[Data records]
^^^^
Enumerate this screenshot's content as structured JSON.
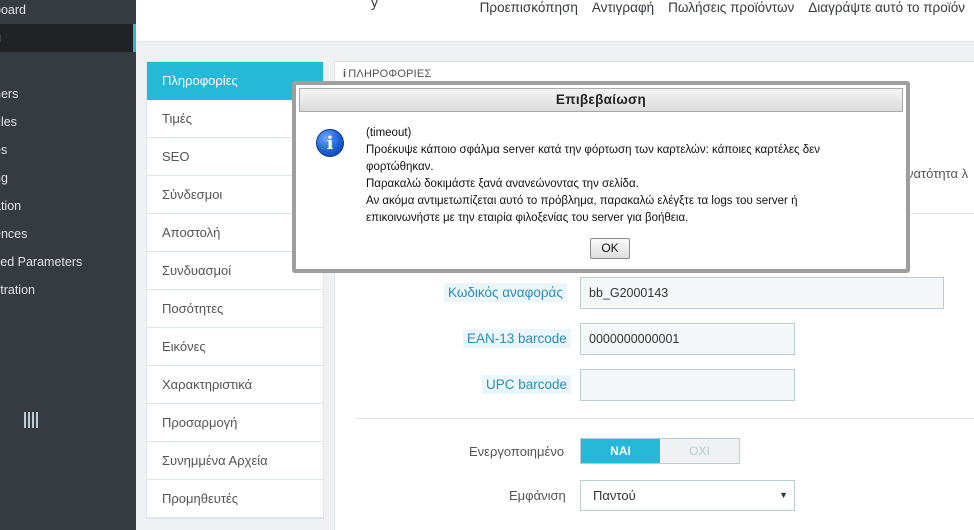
{
  "sidebar": {
    "items": [
      {
        "label": "board",
        "active": false
      },
      {
        "label": "g",
        "active": true
      },
      {
        "label": "ners",
        "active": false
      },
      {
        "label": "ules",
        "active": false
      },
      {
        "label": "es",
        "active": false
      },
      {
        "label": "ng",
        "active": false
      },
      {
        "label": "ation",
        "active": false
      },
      {
        "label": "ences",
        "active": false
      },
      {
        "label": "ced Parameters",
        "active": false
      },
      {
        "label": "stration",
        "active": false
      }
    ],
    "collapse_icon": "barcode-icon"
  },
  "header": {
    "title_fragment": "y",
    "links": [
      "Προεπισκόπηση",
      "Αντιγραφή",
      "Πωλήσεις προϊόντων",
      "Διαγράψτε αυτό το προϊόν"
    ]
  },
  "tabs": [
    {
      "label": "Πληροφορίες",
      "active": true
    },
    {
      "label": "Τιμές"
    },
    {
      "label": "SEO"
    },
    {
      "label": "Σύνδεσμοι"
    },
    {
      "label": "Αποστολή"
    },
    {
      "label": "Συνδυασμοί"
    },
    {
      "label": "Ποσότητες"
    },
    {
      "label": "Εικόνες"
    },
    {
      "label": "Χαρακτηριστικά"
    },
    {
      "label": "Προσαρμογή"
    },
    {
      "label": "Συνημμένα Αρχεία"
    },
    {
      "label": "Προμηθευτές"
    }
  ],
  "panel": {
    "heading": "ΠΛΗΡΟΦΟΡΙΕΣ",
    "heading_icon": "info-icon",
    "right_text": "νατότητα λ"
  },
  "form": {
    "reference": {
      "label": "Κωδικός αναφοράς",
      "value": "bb_G2000143"
    },
    "ean13": {
      "label": "EAN-13 barcode",
      "value": "0000000000001"
    },
    "upc": {
      "label": "UPC barcode",
      "value": ""
    },
    "enabled": {
      "label": "Ενεργοποιημένο",
      "on_label": "ΝΑΙ",
      "off_label": "ΟΧΙ",
      "value": "ΝΑΙ"
    },
    "visibility": {
      "label": "Εμφάνιση",
      "value": "Παντού"
    }
  },
  "modal": {
    "title": "Επιβεβαίωση",
    "icon": "info-icon",
    "lines": [
      "(timeout)",
      "Προέκυψε κάποιο σφάλμα server κατά την φόρτωση των καρτελών: κάποιες καρτέλες δεν φορτώθηκαν.",
      "Παρακαλώ δοκιμάστε ξανά ανανεώνοντας την σελίδα.",
      "Αν ακόμα αντιμετωπίζεται αυτό το πρόβλημα, παρακαλώ ελέγξτε τα logs του server ή επικοινωνήστε με την εταιρία φιλοξενίας του server για βοήθεια."
    ],
    "ok_label": "OK"
  },
  "colors": {
    "accent": "#25b9d7",
    "sidebar_bg": "#363a41",
    "hint_text": "#2e8cb8"
  }
}
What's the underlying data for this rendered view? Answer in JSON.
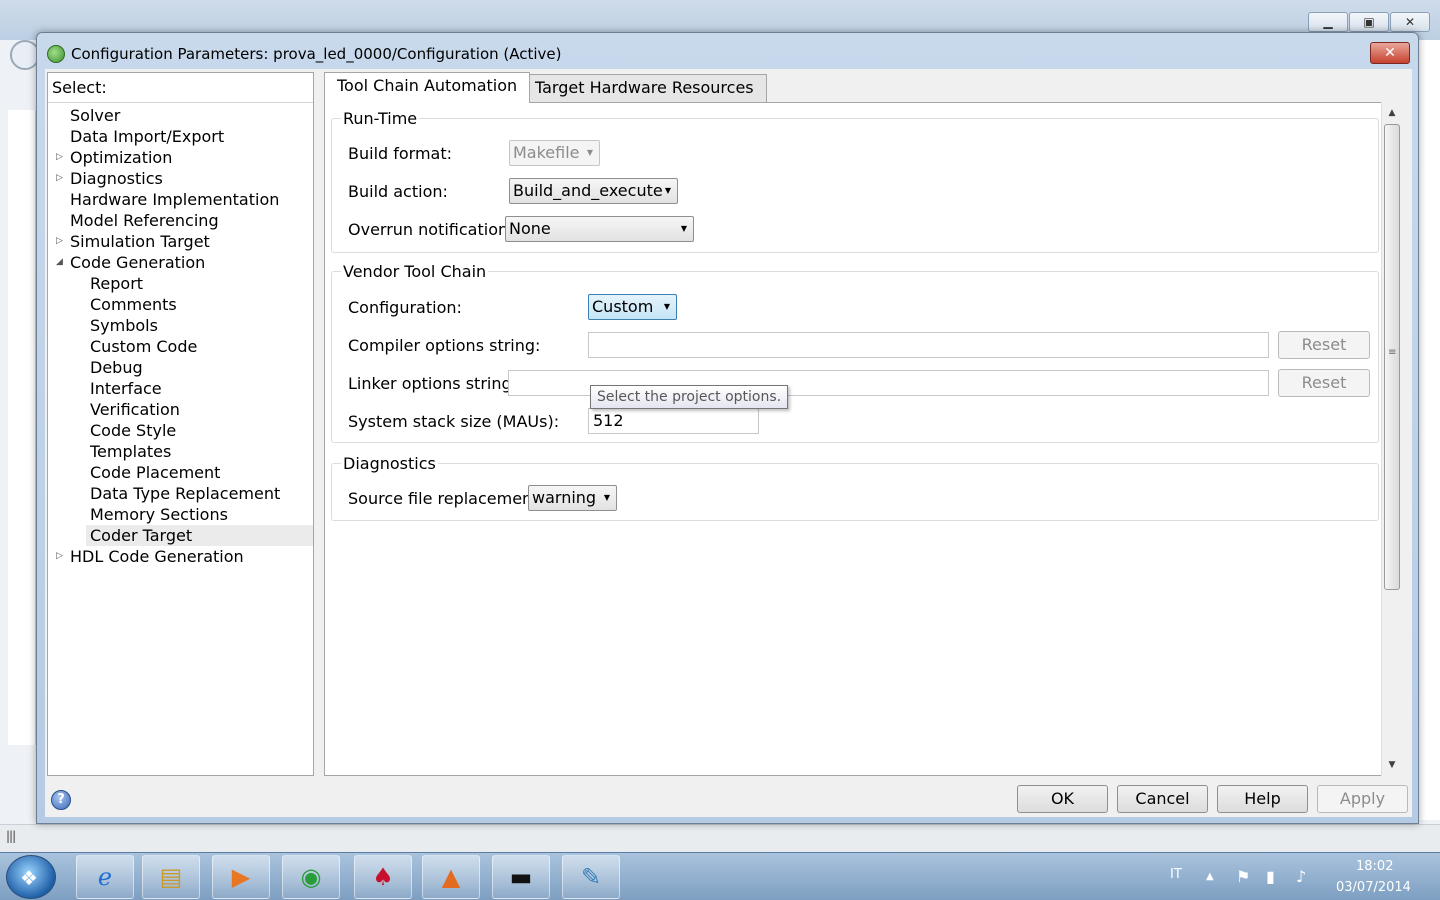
{
  "dialog": {
    "title": "Configuration Parameters: prova_led_0000/Configuration (Active)",
    "close_glyph": "✕"
  },
  "background": {
    "minimize_glyph": "▁",
    "maximize_glyph": "▣",
    "close_glyph": "✕",
    "status_glyph": "|||"
  },
  "tree": {
    "header": "Select:",
    "items": [
      {
        "label": "Solver"
      },
      {
        "label": "Data Import/Export"
      },
      {
        "label": "Optimization"
      },
      {
        "label": "Diagnostics"
      },
      {
        "label": "Hardware Implementation"
      },
      {
        "label": "Model Referencing"
      },
      {
        "label": "Simulation Target"
      },
      {
        "label": "Code Generation"
      },
      {
        "label": "Report"
      },
      {
        "label": "Comments"
      },
      {
        "label": "Symbols"
      },
      {
        "label": "Custom Code"
      },
      {
        "label": "Debug"
      },
      {
        "label": "Interface"
      },
      {
        "label": "Verification"
      },
      {
        "label": "Code Style"
      },
      {
        "label": "Templates"
      },
      {
        "label": "Code Placement"
      },
      {
        "label": "Data Type Replacement"
      },
      {
        "label": "Memory Sections"
      },
      {
        "label": "Coder Target"
      },
      {
        "label": "HDL Code Generation"
      }
    ],
    "collapsed_glyph": "▷",
    "expanded_glyph": "◢"
  },
  "tabs": [
    {
      "label": "Tool Chain Automation"
    },
    {
      "label": "Target Hardware Resources"
    }
  ],
  "runtime": {
    "title": "Run-Time",
    "build_format_label": "Build format:",
    "build_format_value": "Makefile",
    "build_action_label": "Build action:",
    "build_action_value": "Build_and_execute",
    "overrun_label": "Overrun notification:",
    "overrun_value": "None"
  },
  "vendor": {
    "title": "Vendor Tool Chain",
    "configuration_label": "Configuration:",
    "configuration_value": "Custom",
    "tooltip": "Select the project options.",
    "compiler_label": "Compiler options string:",
    "compiler_value": "",
    "linker_label": "Linker options string:",
    "linker_value": "",
    "reset_label": "Reset",
    "stack_label": "System stack size (MAUs):",
    "stack_value": "512"
  },
  "diagnostics": {
    "title": "Diagnostics",
    "source_label": "Source file replacement:",
    "source_value": "warning"
  },
  "combo_arrow": "▼",
  "scroll": {
    "up_glyph": "▲",
    "down_glyph": "▼",
    "grip_glyph": "≡"
  },
  "buttons": {
    "ok": "OK",
    "cancel": "Cancel",
    "help": "Help",
    "apply": "Apply",
    "help_icon": "?"
  },
  "taskbar": {
    "start_glyph": "❖",
    "apps": [
      {
        "name": "internet-explorer",
        "glyph": "ℯ"
      },
      {
        "name": "file-explorer",
        "glyph": "▤"
      },
      {
        "name": "media-player",
        "glyph": "▶"
      },
      {
        "name": "chrome",
        "glyph": "◉"
      },
      {
        "name": "acrobat",
        "glyph": "♠"
      },
      {
        "name": "matlab",
        "glyph": "▲"
      },
      {
        "name": "command-prompt",
        "glyph": "▬"
      },
      {
        "name": "paint",
        "glyph": "✎"
      }
    ],
    "language": "IT",
    "tray_arrow": "▲",
    "flag_glyph": "⚑",
    "signal_glyph": "▮",
    "volume_glyph": "♪",
    "time": "18:02",
    "date": "03/07/2014"
  }
}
^^^^
### Required task
The data should be printed again unchanged; leave its pictures out.

### Finished answer
Enumerate this screenshot's content as structured JSON.
{
  "sidebar": {
    "items": [
      {
        "label": "board",
        "active": false
      },
      {
        "label": "g",
        "active": true
      },
      {
        "label": "ners",
        "active": false
      },
      {
        "label": "ules",
        "active": false
      },
      {
        "label": "es",
        "active": false
      },
      {
        "label": "ng",
        "active": false
      },
      {
        "label": "ation",
        "active": false
      },
      {
        "label": "ences",
        "active": false
      },
      {
        "label": "ced Parameters",
        "active": false
      },
      {
        "label": "stration",
        "active": false
      }
    ],
    "collapse_icon": "barcode-icon"
  },
  "header": {
    "title_fragment": "y",
    "links": [
      "Προεπισκόπηση",
      "Αντιγραφή",
      "Πωλήσεις προϊόντων",
      "Διαγράψτε αυτό το προϊόν"
    ]
  },
  "tabs": [
    {
      "label": "Πληροφορίες",
      "active": true
    },
    {
      "label": "Τιμές"
    },
    {
      "label": "SEO"
    },
    {
      "label": "Σύνδεσμοι"
    },
    {
      "label": "Αποστολή"
    },
    {
      "label": "Συνδυασμοί"
    },
    {
      "label": "Ποσότητες"
    },
    {
      "label": "Εικόνες"
    },
    {
      "label": "Χαρακτηριστικά"
    },
    {
      "label": "Προσαρμογή"
    },
    {
      "label": "Συνημμένα Αρχεία"
    },
    {
      "label": "Προμηθευτές"
    }
  ],
  "panel": {
    "heading": "ΠΛΗΡΟΦΟΡΙΕΣ",
    "heading_icon": "info-icon",
    "right_text": "νατότητα λ"
  },
  "form": {
    "reference": {
      "label": "Κωδικός αναφοράς",
      "value": "bb_G2000143"
    },
    "ean13": {
      "label": "EAN-13 barcode",
      "value": "0000000000001"
    },
    "upc": {
      "label": "UPC barcode",
      "value": ""
    },
    "enabled": {
      "label": "Ενεργοποιημένο",
      "on_label": "ΝΑΙ",
      "off_label": "ΟΧΙ",
      "value": "ΝΑΙ"
    },
    "visibility": {
      "label": "Εμφάνιση",
      "value": "Παντού"
    }
  },
  "modal": {
    "title": "Επιβεβαίωση",
    "icon": "info-icon",
    "lines": [
      "(timeout)",
      "Προέκυψε κάποιο σφάλμα server κατά την φόρτωση των καρτελών: κάποιες καρτέλες δεν φορτώθηκαν.",
      "Παρακαλώ δοκιμάστε ξανά ανανεώνοντας την σελίδα.",
      "Αν ακόμα αντιμετωπίζεται αυτό το πρόβλημα, παρακαλώ ελέγξτε τα logs του server ή επικοινωνήστε με την εταιρία φιλοξενίας του server για βοήθεια."
    ],
    "ok_label": "OK"
  },
  "colors": {
    "accent": "#25b9d7",
    "sidebar_bg": "#363a41",
    "hint_text": "#2e8cb8"
  }
}
What's the underlying data for this rendered view? Answer in JSON.
{
  "dialog": {
    "title": "Configuration Parameters: prova_led_0000/Configuration (Active)",
    "close_glyph": "✕"
  },
  "background": {
    "minimize_glyph": "▁",
    "maximize_glyph": "▣",
    "close_glyph": "✕",
    "status_glyph": "|||"
  },
  "tree": {
    "header": "Select:",
    "items": [
      {
        "label": "Solver"
      },
      {
        "label": "Data Import/Export"
      },
      {
        "label": "Optimization"
      },
      {
        "label": "Diagnostics"
      },
      {
        "label": "Hardware Implementation"
      },
      {
        "label": "Model Referencing"
      },
      {
        "label": "Simulation Target"
      },
      {
        "label": "Code Generation"
      },
      {
        "label": "Report"
      },
      {
        "label": "Comments"
      },
      {
        "label": "Symbols"
      },
      {
        "label": "Custom Code"
      },
      {
        "label": "Debug"
      },
      {
        "label": "Interface"
      },
      {
        "label": "Verification"
      },
      {
        "label": "Code Style"
      },
      {
        "label": "Templates"
      },
      {
        "label": "Code Placement"
      },
      {
        "label": "Data Type Replacement"
      },
      {
        "label": "Memory Sections"
      },
      {
        "label": "Coder Target"
      },
      {
        "label": "HDL Code Generation"
      }
    ],
    "collapsed_glyph": "▷",
    "expanded_glyph": "◢"
  },
  "tabs": [
    {
      "label": "Tool Chain Automation"
    },
    {
      "label": "Target Hardware Resources"
    }
  ],
  "runtime": {
    "title": "Run-Time",
    "build_format_label": "Build format:",
    "build_format_value": "Makefile",
    "build_action_label": "Build action:",
    "build_action_value": "Build_and_execute",
    "overrun_label": "Overrun notification:",
    "overrun_value": "None"
  },
  "vendor": {
    "title": "Vendor Tool Chain",
    "configuration_label": "Configuration:",
    "configuration_value": "Custom",
    "tooltip": "Select the project options.",
    "compiler_label": "Compiler options string:",
    "compiler_value": "",
    "linker_label": "Linker options string:",
    "linker_value": "",
    "reset_label": "Reset",
    "stack_label": "System stack size (MAUs):",
    "stack_value": "512"
  },
  "diagnostics": {
    "title": "Diagnostics",
    "source_label": "Source file replacement:",
    "source_value": "warning"
  },
  "combo_arrow": "▼",
  "scroll": {
    "up_glyph": "▲",
    "down_glyph": "▼",
    "grip_glyph": "≡"
  },
  "buttons": {
    "ok": "OK",
    "cancel": "Cancel",
    "help": "Help",
    "apply": "Apply",
    "help_icon": "?"
  },
  "taskbar": {
    "start_glyph": "❖",
    "apps": [
      {
        "name": "internet-explorer",
        "glyph": "ℯ"
      },
      {
        "name": "file-explorer",
        "glyph": "▤"
      },
      {
        "name": "media-player",
        "glyph": "▶"
      },
      {
        "name": "chrome",
        "glyph": "◉"
      },
      {
        "name": "acrobat",
        "glyph": "♠"
      },
      {
        "name": "matlab",
        "glyph": "▲"
      },
      {
        "name": "command-prompt",
        "glyph": "▬"
      },
      {
        "name": "paint",
        "glyph": "✎"
      }
    ],
    "language": "IT",
    "tray_arrow": "▲",
    "flag_glyph": "⚑",
    "signal_glyph": "▮",
    "volume_glyph": "♪",
    "time": "18:02",
    "date": "03/07/2014"
  }
}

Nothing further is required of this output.